>>>>>

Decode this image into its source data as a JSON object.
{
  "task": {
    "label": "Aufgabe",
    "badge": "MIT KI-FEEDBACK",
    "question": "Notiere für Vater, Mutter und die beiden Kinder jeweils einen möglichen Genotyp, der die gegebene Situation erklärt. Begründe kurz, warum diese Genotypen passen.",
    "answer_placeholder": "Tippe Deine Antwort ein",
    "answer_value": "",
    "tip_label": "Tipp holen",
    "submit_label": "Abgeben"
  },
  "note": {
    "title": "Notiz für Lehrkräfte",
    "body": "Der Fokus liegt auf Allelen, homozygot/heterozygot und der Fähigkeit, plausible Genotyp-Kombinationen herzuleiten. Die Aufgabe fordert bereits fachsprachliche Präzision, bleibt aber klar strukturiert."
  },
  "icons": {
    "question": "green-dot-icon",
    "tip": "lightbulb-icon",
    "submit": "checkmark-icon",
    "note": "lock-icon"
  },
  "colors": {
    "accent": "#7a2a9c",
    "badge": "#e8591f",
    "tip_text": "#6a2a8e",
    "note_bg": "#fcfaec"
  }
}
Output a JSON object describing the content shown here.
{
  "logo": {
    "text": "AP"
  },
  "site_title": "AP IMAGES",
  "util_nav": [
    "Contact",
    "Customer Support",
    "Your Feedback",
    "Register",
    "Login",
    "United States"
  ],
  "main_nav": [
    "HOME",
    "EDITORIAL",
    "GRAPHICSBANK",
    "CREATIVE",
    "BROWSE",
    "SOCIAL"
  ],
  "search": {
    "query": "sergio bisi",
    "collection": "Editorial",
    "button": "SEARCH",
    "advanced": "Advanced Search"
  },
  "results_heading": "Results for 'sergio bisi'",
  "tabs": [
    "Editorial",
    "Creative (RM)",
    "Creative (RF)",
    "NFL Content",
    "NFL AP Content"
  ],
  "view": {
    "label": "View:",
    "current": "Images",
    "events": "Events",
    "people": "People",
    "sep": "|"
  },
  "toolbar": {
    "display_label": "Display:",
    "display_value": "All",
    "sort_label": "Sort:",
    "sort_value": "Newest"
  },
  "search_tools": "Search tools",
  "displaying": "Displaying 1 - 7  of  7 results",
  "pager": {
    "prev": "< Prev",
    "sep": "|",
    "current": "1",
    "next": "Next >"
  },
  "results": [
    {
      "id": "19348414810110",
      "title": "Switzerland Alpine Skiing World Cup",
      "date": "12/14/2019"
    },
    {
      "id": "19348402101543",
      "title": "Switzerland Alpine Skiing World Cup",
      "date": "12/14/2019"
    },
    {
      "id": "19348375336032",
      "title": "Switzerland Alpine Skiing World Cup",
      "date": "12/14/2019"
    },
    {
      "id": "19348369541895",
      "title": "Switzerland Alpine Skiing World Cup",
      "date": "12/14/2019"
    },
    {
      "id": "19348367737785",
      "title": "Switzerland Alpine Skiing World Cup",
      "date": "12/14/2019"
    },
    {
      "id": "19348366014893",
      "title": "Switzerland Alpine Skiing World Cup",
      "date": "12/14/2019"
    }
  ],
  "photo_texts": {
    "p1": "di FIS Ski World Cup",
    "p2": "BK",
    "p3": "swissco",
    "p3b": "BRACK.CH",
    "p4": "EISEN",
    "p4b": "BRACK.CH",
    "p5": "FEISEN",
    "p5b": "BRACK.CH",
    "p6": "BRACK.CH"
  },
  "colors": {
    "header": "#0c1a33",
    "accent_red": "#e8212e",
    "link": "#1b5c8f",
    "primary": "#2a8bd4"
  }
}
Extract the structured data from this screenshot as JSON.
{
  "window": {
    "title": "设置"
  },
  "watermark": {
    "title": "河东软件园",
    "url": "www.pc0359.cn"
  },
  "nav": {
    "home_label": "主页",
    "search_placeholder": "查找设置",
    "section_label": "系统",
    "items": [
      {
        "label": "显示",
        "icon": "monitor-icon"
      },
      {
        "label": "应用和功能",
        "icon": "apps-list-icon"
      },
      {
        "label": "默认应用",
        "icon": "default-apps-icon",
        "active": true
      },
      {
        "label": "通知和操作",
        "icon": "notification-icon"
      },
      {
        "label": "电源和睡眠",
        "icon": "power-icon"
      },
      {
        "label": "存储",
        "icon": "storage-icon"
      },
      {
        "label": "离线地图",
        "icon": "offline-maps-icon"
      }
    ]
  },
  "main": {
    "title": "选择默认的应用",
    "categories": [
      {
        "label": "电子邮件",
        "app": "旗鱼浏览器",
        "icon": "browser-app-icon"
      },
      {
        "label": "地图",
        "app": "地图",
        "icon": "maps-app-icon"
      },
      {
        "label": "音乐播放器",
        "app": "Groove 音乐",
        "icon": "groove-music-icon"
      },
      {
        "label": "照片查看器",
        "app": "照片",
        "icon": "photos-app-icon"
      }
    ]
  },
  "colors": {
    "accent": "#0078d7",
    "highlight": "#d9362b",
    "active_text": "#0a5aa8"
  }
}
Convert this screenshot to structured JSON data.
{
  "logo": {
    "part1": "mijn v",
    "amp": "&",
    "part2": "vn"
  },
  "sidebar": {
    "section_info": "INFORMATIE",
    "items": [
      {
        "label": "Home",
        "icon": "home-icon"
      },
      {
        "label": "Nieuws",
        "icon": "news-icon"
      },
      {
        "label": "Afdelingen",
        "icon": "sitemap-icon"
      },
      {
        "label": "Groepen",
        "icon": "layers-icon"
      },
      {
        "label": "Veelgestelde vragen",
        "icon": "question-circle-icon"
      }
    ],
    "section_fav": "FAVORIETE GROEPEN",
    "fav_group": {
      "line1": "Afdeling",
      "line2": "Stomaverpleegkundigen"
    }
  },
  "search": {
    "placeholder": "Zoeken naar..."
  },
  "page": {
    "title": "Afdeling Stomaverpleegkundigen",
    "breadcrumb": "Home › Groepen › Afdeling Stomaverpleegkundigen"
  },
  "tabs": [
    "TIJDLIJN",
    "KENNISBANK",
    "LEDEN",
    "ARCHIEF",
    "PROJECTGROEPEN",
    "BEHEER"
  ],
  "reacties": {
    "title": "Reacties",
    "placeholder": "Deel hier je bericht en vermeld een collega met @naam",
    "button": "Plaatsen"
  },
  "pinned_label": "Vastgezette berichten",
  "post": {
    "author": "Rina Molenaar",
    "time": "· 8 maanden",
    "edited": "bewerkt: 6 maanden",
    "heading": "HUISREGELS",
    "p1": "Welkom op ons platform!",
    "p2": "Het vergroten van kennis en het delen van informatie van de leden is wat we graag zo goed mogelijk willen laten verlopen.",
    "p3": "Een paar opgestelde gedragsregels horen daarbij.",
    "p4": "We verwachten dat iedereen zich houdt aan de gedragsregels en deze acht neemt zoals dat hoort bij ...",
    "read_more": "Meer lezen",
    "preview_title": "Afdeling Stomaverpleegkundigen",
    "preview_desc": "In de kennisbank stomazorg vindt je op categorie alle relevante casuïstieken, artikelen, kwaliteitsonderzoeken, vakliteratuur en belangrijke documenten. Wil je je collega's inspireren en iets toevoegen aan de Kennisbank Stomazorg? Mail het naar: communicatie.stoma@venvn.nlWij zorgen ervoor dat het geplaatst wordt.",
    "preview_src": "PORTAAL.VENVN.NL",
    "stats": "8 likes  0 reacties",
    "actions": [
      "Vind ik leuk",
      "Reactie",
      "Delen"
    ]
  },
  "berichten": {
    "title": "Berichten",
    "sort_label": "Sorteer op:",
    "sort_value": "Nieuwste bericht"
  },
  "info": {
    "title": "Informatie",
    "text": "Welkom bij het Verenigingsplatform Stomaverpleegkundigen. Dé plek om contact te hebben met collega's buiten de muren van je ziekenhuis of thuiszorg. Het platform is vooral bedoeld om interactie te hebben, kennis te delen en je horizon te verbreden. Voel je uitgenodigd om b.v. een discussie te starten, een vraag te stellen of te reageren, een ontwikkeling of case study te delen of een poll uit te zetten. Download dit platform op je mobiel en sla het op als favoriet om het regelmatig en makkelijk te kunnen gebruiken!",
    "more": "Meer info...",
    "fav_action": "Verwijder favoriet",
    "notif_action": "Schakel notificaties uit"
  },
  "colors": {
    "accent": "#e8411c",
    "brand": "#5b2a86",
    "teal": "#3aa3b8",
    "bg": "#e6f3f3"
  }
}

<<<<<

EXERCISE: Copy each line containing the word "maps" from the data.

RESULT OF THE TASK:
        "icon": "offline-maps-icon"
        "icon": "maps-app-icon"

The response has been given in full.